• [Trecho selecionado]
☆ ☆ ☆ ☆
A coorte (grupo de
indivíduos acompanhado no tempo) mais antiga do Brasil completou 40 anos. Neste
mês, ocorreu um simpósio comemorativo da data. O estudo, pertencente ao
conjunto de trabalhos relativos aos nascidos em Ribeirão Preto no ano de 1979,
foi publicado recentemente no American Journal of Epidemiology. No ensaio, foi
demonstrada a associação entre o parto cesáreo ao nascer e a hipertensão quando
adulto.
Aqueles que nascem por
cesariana têm uma chance 50% maior de virem a se tornar hipertensos aos 25 anos
de idade. Isto é, a probabilidade de ter pressão sanguínea alta nessa faixa
etária cresce de 8% para 12%. O grupo de pesquisas, liderado pelo professor
Marco Antonio Barbieri, da Faculdade de Medicina de Ribeirão Preto (FMRP), foi
um dos primeiros do mundo a relacionar o procedimento cirúrgico com a maior
chance de obesidade tardia e agora está na vanguarda novamente.
"Organização
Mundial da Saúde sugere que no máximo 15% dos partos sejam cesáreos. No Brasil,
esse número chega a 55%. Em convênios, a taxa passa dos 80%. Essas estatísticas
apontam que há algo de errado", diz o professor da Faculdade de Medicina
(FM), Alexandre Archanjo Ferraro, ao Jornal da USP no Ar. O País tem a segunda
maior porcentagem de cesáreas no mundo.
A hipertensão é uma das
características mais importantes na origem do infarto cardíaco e do AVC.
"O parto normal é fruto de milhões de anos de evolução. A tecnologia
permitiu outra forma de nascimento, mas se paga um pedágio", argumenta o
médico.
☆ ☆ ☆ ☆
• [Dados fornecidos]
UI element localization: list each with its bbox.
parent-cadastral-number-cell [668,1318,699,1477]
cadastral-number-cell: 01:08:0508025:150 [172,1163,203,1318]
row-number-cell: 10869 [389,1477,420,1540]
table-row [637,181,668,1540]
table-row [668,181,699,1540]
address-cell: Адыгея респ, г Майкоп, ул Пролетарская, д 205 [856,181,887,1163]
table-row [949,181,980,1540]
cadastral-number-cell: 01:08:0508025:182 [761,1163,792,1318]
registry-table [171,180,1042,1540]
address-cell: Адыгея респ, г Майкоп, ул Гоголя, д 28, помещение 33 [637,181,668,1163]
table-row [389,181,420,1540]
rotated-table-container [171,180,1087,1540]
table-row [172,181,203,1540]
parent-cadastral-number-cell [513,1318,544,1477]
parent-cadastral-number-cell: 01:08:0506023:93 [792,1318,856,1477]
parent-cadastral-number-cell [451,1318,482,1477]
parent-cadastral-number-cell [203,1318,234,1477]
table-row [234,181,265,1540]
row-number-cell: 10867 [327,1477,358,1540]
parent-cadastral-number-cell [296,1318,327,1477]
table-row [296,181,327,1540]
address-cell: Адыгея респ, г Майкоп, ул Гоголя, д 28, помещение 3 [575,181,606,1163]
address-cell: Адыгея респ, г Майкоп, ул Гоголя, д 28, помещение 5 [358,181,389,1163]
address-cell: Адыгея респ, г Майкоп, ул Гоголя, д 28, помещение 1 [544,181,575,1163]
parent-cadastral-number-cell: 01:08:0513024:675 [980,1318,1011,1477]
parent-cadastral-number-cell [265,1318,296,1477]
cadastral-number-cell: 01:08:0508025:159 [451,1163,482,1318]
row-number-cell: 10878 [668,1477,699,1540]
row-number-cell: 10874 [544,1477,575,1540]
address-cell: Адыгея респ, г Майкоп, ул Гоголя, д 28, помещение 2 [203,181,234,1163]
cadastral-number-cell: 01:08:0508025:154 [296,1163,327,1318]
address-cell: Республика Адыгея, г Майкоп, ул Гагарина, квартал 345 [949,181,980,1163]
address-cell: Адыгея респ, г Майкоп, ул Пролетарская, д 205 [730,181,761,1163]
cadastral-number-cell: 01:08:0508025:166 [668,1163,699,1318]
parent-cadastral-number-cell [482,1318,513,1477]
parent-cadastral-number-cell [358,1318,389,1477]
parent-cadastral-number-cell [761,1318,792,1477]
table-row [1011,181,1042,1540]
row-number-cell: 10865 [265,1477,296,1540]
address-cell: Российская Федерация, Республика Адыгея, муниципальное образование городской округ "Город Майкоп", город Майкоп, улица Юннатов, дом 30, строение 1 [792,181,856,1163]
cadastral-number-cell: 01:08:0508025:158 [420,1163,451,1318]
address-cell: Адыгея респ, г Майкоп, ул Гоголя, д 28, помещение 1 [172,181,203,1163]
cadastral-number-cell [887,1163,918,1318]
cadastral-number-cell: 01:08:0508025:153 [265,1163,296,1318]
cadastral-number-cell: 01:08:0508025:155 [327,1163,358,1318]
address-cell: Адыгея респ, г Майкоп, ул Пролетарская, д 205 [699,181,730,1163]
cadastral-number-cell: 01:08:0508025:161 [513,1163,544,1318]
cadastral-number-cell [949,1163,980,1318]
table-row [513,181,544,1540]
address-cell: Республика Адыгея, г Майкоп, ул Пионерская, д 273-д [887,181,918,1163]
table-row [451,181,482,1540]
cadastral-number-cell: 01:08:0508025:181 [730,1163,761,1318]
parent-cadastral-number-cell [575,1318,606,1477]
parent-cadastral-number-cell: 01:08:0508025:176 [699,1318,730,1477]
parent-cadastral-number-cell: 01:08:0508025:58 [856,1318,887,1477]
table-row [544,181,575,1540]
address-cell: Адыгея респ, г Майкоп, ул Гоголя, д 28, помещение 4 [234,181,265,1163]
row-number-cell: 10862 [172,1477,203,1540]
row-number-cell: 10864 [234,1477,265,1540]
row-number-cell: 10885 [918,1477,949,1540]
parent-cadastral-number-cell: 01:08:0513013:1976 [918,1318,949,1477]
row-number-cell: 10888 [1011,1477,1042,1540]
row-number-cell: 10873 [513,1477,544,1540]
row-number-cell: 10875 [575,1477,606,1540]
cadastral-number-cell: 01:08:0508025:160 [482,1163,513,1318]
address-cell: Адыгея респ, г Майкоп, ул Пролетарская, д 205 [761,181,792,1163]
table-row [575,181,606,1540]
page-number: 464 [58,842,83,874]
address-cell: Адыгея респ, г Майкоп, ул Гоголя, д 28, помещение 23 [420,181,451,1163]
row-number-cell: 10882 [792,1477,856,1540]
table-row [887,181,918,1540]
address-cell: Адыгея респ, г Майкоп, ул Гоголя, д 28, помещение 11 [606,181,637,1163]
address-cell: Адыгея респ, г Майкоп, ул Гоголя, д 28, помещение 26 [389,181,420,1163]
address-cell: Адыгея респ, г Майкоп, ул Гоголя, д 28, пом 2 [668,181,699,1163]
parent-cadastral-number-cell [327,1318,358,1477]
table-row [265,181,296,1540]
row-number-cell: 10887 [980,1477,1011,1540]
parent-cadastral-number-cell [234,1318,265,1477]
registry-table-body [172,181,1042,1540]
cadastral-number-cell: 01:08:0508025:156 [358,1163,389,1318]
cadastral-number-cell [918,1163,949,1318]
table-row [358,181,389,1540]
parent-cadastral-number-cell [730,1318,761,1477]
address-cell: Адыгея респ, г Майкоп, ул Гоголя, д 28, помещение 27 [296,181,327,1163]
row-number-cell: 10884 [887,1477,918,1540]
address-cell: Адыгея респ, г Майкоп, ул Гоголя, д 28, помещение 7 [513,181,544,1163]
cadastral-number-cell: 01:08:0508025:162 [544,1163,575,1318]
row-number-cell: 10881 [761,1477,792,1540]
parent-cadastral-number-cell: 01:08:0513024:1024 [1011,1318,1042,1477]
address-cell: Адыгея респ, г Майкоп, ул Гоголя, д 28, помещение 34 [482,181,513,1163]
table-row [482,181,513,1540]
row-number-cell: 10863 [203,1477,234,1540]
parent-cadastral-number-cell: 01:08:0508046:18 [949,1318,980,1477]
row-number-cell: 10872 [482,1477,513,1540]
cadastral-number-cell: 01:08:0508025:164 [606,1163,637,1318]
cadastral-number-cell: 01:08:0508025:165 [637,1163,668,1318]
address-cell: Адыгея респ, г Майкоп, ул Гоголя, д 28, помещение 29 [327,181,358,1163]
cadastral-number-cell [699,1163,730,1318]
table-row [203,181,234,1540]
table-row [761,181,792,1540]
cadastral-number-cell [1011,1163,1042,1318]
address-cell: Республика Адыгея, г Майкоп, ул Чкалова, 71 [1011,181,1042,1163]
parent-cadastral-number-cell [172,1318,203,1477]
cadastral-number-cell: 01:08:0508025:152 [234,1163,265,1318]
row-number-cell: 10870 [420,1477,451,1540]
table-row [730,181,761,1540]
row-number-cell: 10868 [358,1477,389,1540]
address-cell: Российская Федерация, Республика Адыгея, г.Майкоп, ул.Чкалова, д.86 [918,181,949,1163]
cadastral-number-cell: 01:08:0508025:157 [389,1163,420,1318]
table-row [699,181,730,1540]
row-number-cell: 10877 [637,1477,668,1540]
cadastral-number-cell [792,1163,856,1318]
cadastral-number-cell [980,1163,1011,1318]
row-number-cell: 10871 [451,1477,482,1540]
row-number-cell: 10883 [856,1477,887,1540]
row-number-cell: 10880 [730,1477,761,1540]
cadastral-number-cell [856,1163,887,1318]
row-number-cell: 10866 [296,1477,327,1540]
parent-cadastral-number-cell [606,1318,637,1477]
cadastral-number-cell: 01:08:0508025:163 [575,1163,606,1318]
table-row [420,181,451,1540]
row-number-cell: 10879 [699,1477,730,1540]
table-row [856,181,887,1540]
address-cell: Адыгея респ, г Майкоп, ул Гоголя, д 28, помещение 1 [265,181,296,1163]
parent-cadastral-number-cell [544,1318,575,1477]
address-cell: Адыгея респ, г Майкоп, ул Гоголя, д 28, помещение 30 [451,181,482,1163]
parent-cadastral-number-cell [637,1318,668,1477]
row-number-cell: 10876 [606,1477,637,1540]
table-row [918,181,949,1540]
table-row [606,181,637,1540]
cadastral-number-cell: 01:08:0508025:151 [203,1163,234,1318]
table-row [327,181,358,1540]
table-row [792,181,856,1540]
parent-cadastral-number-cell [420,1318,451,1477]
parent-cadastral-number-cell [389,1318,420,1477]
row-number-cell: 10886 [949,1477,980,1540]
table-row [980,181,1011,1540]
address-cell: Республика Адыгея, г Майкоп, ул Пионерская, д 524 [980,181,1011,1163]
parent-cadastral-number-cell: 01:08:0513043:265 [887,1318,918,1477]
☆ ☆ ☆ ☆
• [Tarefas do exercício]
A – Por favor, transcreva literalmente o trecho sobre cesárea e hipertensão, tudo desde "Aqueles que nascem" até "na vanguarda novamente.".
B – Responda, com base no trecho sobre cesárea e hipertensão:
(i) Quantos anos completou a coorte mais antiga do Brasil?
(ii) Qual é a porcentagem de partos cesáreos no Brasil, segundo o professor Alexandre Archanjo Ferraro?
(iii) Em que periódico o estudo foi publicado?
C – Escreva a continuação do trecho sobre cesárea e hipertensão, começando logo após a última frase.
Esses dados têm origem em outra fonte, distinta do trecho.

• [Respostas por tarefa]
A –
Aqueles que nascem por
cesariana têm uma chance 50% maior de virem a se tornar hipertensos aos 25 anos
de idade. Isto é, a probabilidade de ter pressão sanguínea alta nessa faixa
etária cresce de 8% para 12%. O grupo de pesquisas, liderado pelo professor
Marco Antonio Barbieri, da Faculdade de Medicina de Ribeirão Preto (FMRP), foi
um dos primeiros do mundo a relacionar o procedimento cirúrgico com a maior
chance de obesidade tardia e agora está na vanguarda novamente.

B –
(i) 40 anos.
(ii) 55%.
(iii) No American Journal of Epidemiology.

C –
Os pesquisadores
demonstraram a existência do fenômeno, embora ainda busquem o mecanismo
responsável por essa programação, que pode durar por décadas. Ferraro ressalta
que a afirmativa dos médicos "não é determinista, porém probabilística",
e propõe duas hipóteses para o ocorrido.
A diferença entre as
microbiotas intestinais do bebê, causando uma grande alteração do equilíbrio do
organismo, uma vez que o corpo humano, segundo ele, é um grande ecossistema.
"No parto natural, o recém-nascido já tem sua flora intestinal colonizada
ao entrar em contato com o canal vaginal da mãe. No cirúrgico, a primeira
interação da criança se dá com as bactérias do hospital", explica. Outra
possibilidade seria o choque hormonal causado pelo parto normal. "Acontece
uma grande pressão fisiológica sobre o eixo hipotálamo, hipófise e (glândula)
adrenal", diz.
Ferraro relata os
desafios de realizar uma pesquisa do tipo. "Enquanto se pode fazer várias
perguntas de pesquisa a uma coorte, dado às várias informações disponíveis,
existe também o trabalho de acompanhar as pessoas do grupo de perto. Algumas
falecem, outras se mudam." Salvo que os cientistas têm de eliminar de um a
um os outros possíveis responsáveis pela doença. "O tamanho do bebê, por
exemplo, é associado ao parto cesáreo.
A maior chance de
hipertensão não se daria por esse indivíduo se tornar um adulto grande? Outros
fatores, como aleitamento materno e condições socioeconômicas, foram
considerados. No fim, comprovou-se a relação direta da pressão sanguínea alta
com o procedimento cirúrgico", conta. É um trabalho criterioso e demorado.